:: LISTED ENTRIES ::

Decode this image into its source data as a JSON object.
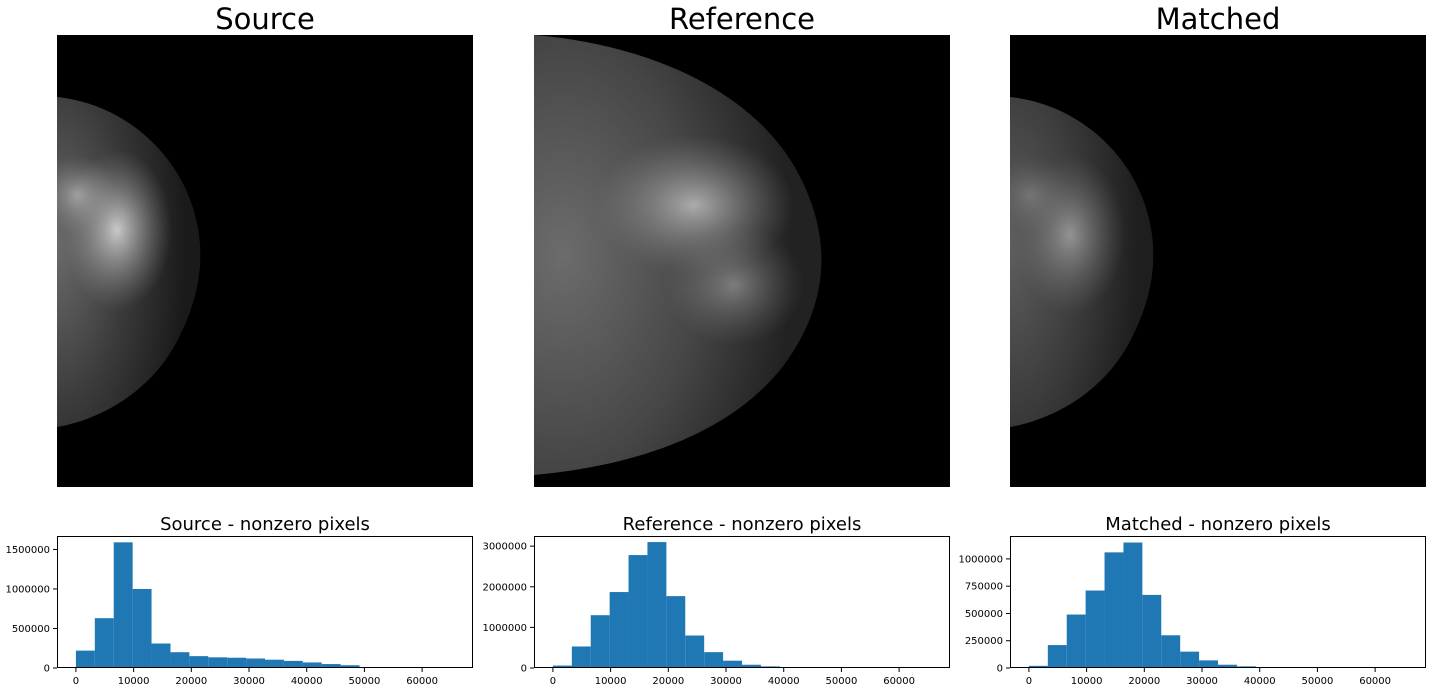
{
  "chart_data": [
    {
      "type": "image",
      "title": "Source"
    },
    {
      "type": "image",
      "title": "Reference"
    },
    {
      "type": "image",
      "title": "Matched"
    },
    {
      "type": "bar",
      "title": "Source - nonzero pixels",
      "xlabel": "",
      "ylabel": "",
      "bin_edges": [
        0,
        3277,
        6554,
        9831,
        13108,
        16385,
        19662,
        22939,
        26216,
        29493,
        32770,
        36047,
        39324,
        42601,
        45878,
        49155,
        52432,
        55709,
        58986,
        62263,
        65540
      ],
      "values": [
        220000,
        630000,
        1590000,
        1000000,
        310000,
        200000,
        150000,
        135000,
        130000,
        120000,
        105000,
        90000,
        70000,
        50000,
        35000,
        12000,
        3000,
        1000,
        0,
        0
      ],
      "xlim": [
        -3277,
        68817
      ],
      "ylim": [
        0,
        1670000
      ],
      "xticks": [
        0,
        10000,
        20000,
        30000,
        40000,
        50000,
        60000
      ],
      "yticks": [
        0,
        500000,
        1000000,
        1500000
      ],
      "bar_color": "#1f77b4"
    },
    {
      "type": "bar",
      "title": "Reference - nonzero pixels",
      "xlabel": "",
      "ylabel": "",
      "bin_edges": [
        0,
        3277,
        6554,
        9831,
        13108,
        16385,
        19662,
        22939,
        26216,
        29493,
        32770,
        36047,
        39324,
        42601,
        45878,
        49155,
        52432,
        55709,
        58986,
        62263,
        65540
      ],
      "values": [
        60000,
        530000,
        1300000,
        1870000,
        2780000,
        3100000,
        1770000,
        800000,
        390000,
        180000,
        80000,
        40000,
        15000,
        5000,
        1000,
        0,
        0,
        0,
        0,
        0
      ],
      "xlim": [
        -3277,
        68817
      ],
      "ylim": [
        0,
        3250000
      ],
      "xticks": [
        0,
        10000,
        20000,
        30000,
        40000,
        50000,
        60000
      ],
      "yticks": [
        0,
        1000000,
        2000000,
        3000000
      ],
      "bar_color": "#1f77b4"
    },
    {
      "type": "bar",
      "title": "Matched - nonzero pixels",
      "xlabel": "",
      "ylabel": "",
      "bin_edges": [
        0,
        3277,
        6554,
        9831,
        13108,
        16385,
        19662,
        22939,
        26216,
        29493,
        32770,
        36047,
        39324,
        42601,
        45878,
        49155,
        52432,
        55709,
        58986,
        62263,
        65540
      ],
      "values": [
        20000,
        210000,
        490000,
        710000,
        1060000,
        1150000,
        670000,
        300000,
        150000,
        70000,
        30000,
        15000,
        5000,
        1000,
        0,
        0,
        0,
        0,
        0,
        0
      ],
      "xlim": [
        -3277,
        68817
      ],
      "ylim": [
        0,
        1210000
      ],
      "xticks": [
        0,
        10000,
        20000,
        30000,
        40000,
        50000,
        60000
      ],
      "yticks": [
        0,
        250000,
        500000,
        750000,
        1000000
      ],
      "bar_color": "#1f77b4"
    }
  ]
}
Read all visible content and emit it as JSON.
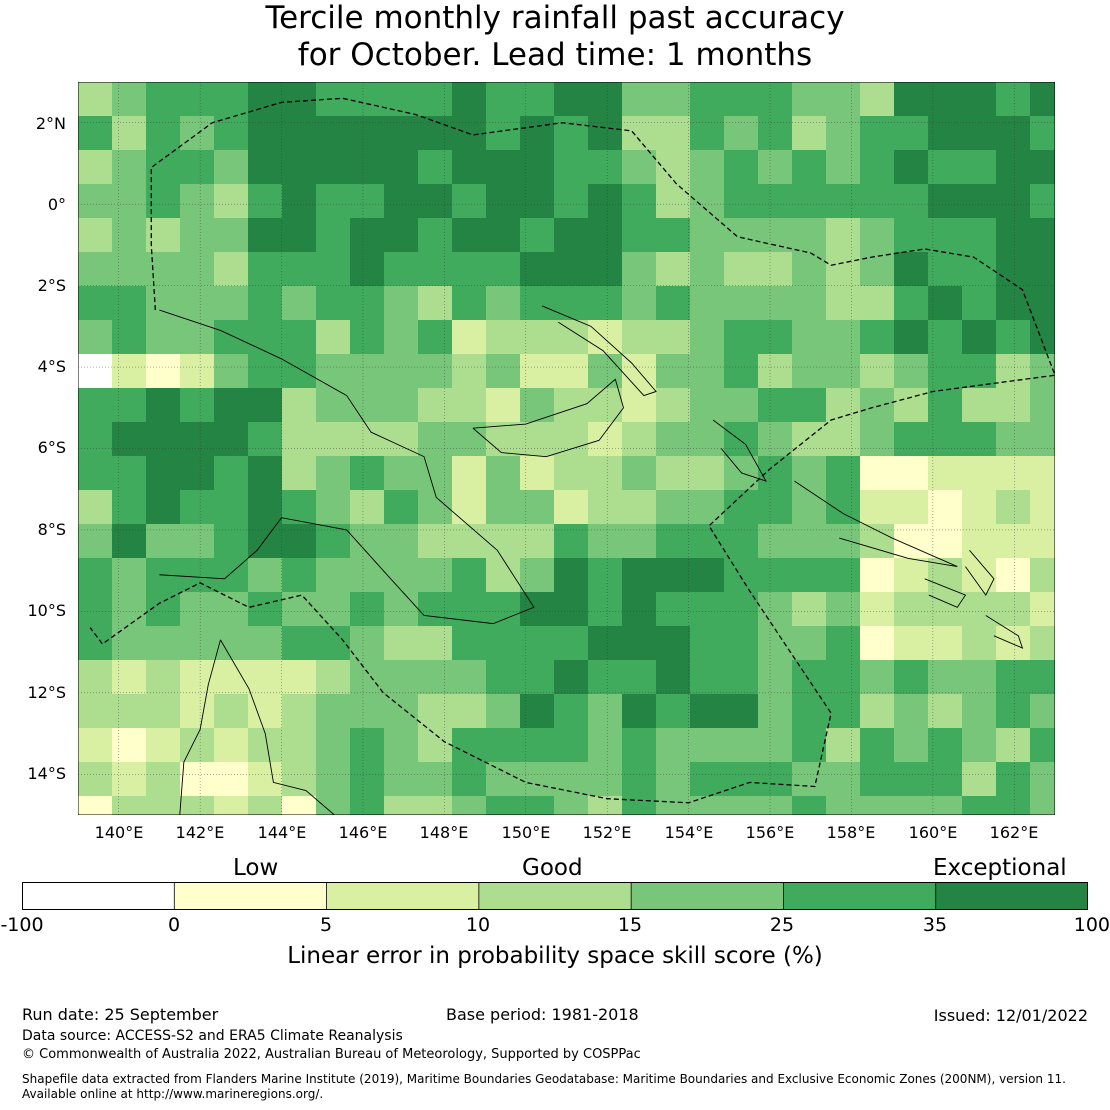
{
  "title": {
    "line1": "Tercile monthly rainfall past accuracy",
    "line2": "for October. Lead time: 1 months"
  },
  "map": {
    "lat_ticks": [
      "2°N",
      "0°",
      "2°S",
      "4°S",
      "6°S",
      "8°S",
      "10°S",
      "12°S",
      "14°S"
    ],
    "lon_ticks": [
      "140°E",
      "142°E",
      "144°E",
      "146°E",
      "148°E",
      "150°E",
      "152°E",
      "154°E",
      "156°E",
      "158°E",
      "160°E",
      "162°E"
    ],
    "lon_range": [
      139,
      163
    ],
    "lat_range": [
      -15,
      3
    ],
    "grid_resolution_deg": 0.83
  },
  "legend": {
    "band_labels": [
      "Low",
      "Good",
      "Exceptional"
    ],
    "bins": [
      {
        "from": -100,
        "to": 0,
        "color": "#ffffff"
      },
      {
        "from": 0,
        "to": 5,
        "color": "#ffffcc"
      },
      {
        "from": 5,
        "to": 10,
        "color": "#d9f0a3"
      },
      {
        "from": 10,
        "to": 15,
        "color": "#addd8e"
      },
      {
        "from": 15,
        "to": 25,
        "color": "#78c679"
      },
      {
        "from": 25,
        "to": 35,
        "color": "#41ab5d"
      },
      {
        "from": 35,
        "to": 100,
        "color": "#238443"
      }
    ],
    "tick_labels": [
      "-100",
      "0",
      "5",
      "10",
      "15",
      "25",
      "35",
      "100"
    ],
    "title": "Linear error in probability space skill score (%)"
  },
  "footer": {
    "run_date": "Run date: 25 September",
    "base_period": "Base period: 1981-2018",
    "issued": "Issued: 12/01/2022",
    "data_source": "Data source: ACCESS-S2 and ERA5 Climate Reanalysis",
    "copyright": "© Commonwealth of Australia 2022, Australian Bureau of Meteorology, Supported by COSPPac",
    "shapefile_line1": "Shapefile data extracted from Flanders Marine Institute (2019), Maritime Boundaries Geodatabase: Maritime Boundaries and Exclusive Economic Zones (200NM), version 11.",
    "shapefile_line2": "Available online at http://www.marineregions.org/."
  }
}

:: TASK BRIEF ::
From the listing, extract all text exactly as given and drop any picture.

:: EXERCISE ANSWER ::
Decode this image into its source data as a JSON object.
{
  "chart_data": [
    {
      "type": "image",
      "title": "Source"
    },
    {
      "type": "image",
      "title": "Reference"
    },
    {
      "type": "image",
      "title": "Matched"
    },
    {
      "type": "bar",
      "title": "Source - nonzero pixels",
      "xlabel": "",
      "ylabel": "",
      "bin_edges": [
        0,
        3277,
        6554,
        9831,
        13108,
        16385,
        19662,
        22939,
        26216,
        29493,
        32770,
        36047,
        39324,
        42601,
        45878,
        49155,
        52432,
        55709,
        58986,
        62263,
        65540
      ],
      "values": [
        220000,
        630000,
        1590000,
        1000000,
        310000,
        200000,
        150000,
        135000,
        130000,
        120000,
        105000,
        90000,
        70000,
        50000,
        35000,
        12000,
        3000,
        1000,
        0,
        0
      ],
      "xlim": [
        -3277,
        68817
      ],
      "ylim": [
        0,
        1670000
      ],
      "xticks": [
        0,
        10000,
        20000,
        30000,
        40000,
        50000,
        60000
      ],
      "yticks": [
        0,
        500000,
        1000000,
        1500000
      ],
      "bar_color": "#1f77b4"
    },
    {
      "type": "bar",
      "title": "Reference - nonzero pixels",
      "xlabel": "",
      "ylabel": "",
      "bin_edges": [
        0,
        3277,
        6554,
        9831,
        13108,
        16385,
        19662,
        22939,
        26216,
        29493,
        32770,
        36047,
        39324,
        42601,
        45878,
        49155,
        52432,
        55709,
        58986,
        62263,
        65540
      ],
      "values": [
        60000,
        530000,
        1300000,
        1870000,
        2780000,
        3100000,
        1770000,
        800000,
        390000,
        180000,
        80000,
        40000,
        15000,
        5000,
        1000,
        0,
        0,
        0,
        0,
        0
      ],
      "xlim": [
        -3277,
        68817
      ],
      "ylim": [
        0,
        3250000
      ],
      "xticks": [
        0,
        10000,
        20000,
        30000,
        40000,
        50000,
        60000
      ],
      "yticks": [
        0,
        1000000,
        2000000,
        3000000
      ],
      "bar_color": "#1f77b4"
    },
    {
      "type": "bar",
      "title": "Matched - nonzero pixels",
      "xlabel": "",
      "ylabel": "",
      "bin_edges": [
        0,
        3277,
        6554,
        9831,
        13108,
        16385,
        19662,
        22939,
        26216,
        29493,
        32770,
        36047,
        39324,
        42601,
        45878,
        49155,
        52432,
        55709,
        58986,
        62263,
        65540
      ],
      "values": [
        20000,
        210000,
        490000,
        710000,
        1060000,
        1150000,
        670000,
        300000,
        150000,
        70000,
        30000,
        15000,
        5000,
        1000,
        0,
        0,
        0,
        0,
        0,
        0
      ],
      "xlim": [
        -3277,
        68817
      ],
      "ylim": [
        0,
        1210000
      ],
      "xticks": [
        0,
        10000,
        20000,
        30000,
        40000,
        50000,
        60000
      ],
      "yticks": [
        0,
        250000,
        500000,
        750000,
        1000000
      ],
      "bar_color": "#1f77b4"
    }
  ]
}
Read all visible content and emit it as JSON.
{
  "title": {
    "line1": "Tercile monthly rainfall past accuracy",
    "line2": "for October. Lead time: 1 months"
  },
  "map": {
    "lat_ticks": [
      "2°N",
      "0°",
      "2°S",
      "4°S",
      "6°S",
      "8°S",
      "10°S",
      "12°S",
      "14°S"
    ],
    "lon_ticks": [
      "140°E",
      "142°E",
      "144°E",
      "146°E",
      "148°E",
      "150°E",
      "152°E",
      "154°E",
      "156°E",
      "158°E",
      "160°E",
      "162°E"
    ],
    "lon_range": [
      139,
      163
    ],
    "lat_range": [
      -15,
      3
    ],
    "grid_resolution_deg": 0.83
  },
  "legend": {
    "band_labels": [
      "Low",
      "Good",
      "Exceptional"
    ],
    "bins": [
      {
        "from": -100,
        "to": 0,
        "color": "#ffffff"
      },
      {
        "from": 0,
        "to": 5,
        "color": "#ffffcc"
      },
      {
        "from": 5,
        "to": 10,
        "color": "#d9f0a3"
      },
      {
        "from": 10,
        "to": 15,
        "color": "#addd8e"
      },
      {
        "from": 15,
        "to": 25,
        "color": "#78c679"
      },
      {
        "from": 25,
        "to": 35,
        "color": "#41ab5d"
      },
      {
        "from": 35,
        "to": 100,
        "color": "#238443"
      }
    ],
    "tick_labels": [
      "-100",
      "0",
      "5",
      "10",
      "15",
      "25",
      "35",
      "100"
    ],
    "title": "Linear error in probability space skill score (%)"
  },
  "footer": {
    "run_date": "Run date: 25 September",
    "base_period": "Base period: 1981-2018",
    "issued": "Issued: 12/01/2022",
    "data_source": "Data source: ACCESS-S2 and ERA5 Climate Reanalysis",
    "copyright": "© Commonwealth of Australia 2022, Australian Bureau of Meteorology, Supported by COSPPac",
    "shapefile_line1": "Shapefile data extracted from Flanders Marine Institute (2019), Maritime Boundaries Geodatabase: Maritime Boundaries and Exclusive Economic Zones (200NM), version 11.",
    "shapefile_line2": "Available online at http://www.marineregions.org/."
  }
}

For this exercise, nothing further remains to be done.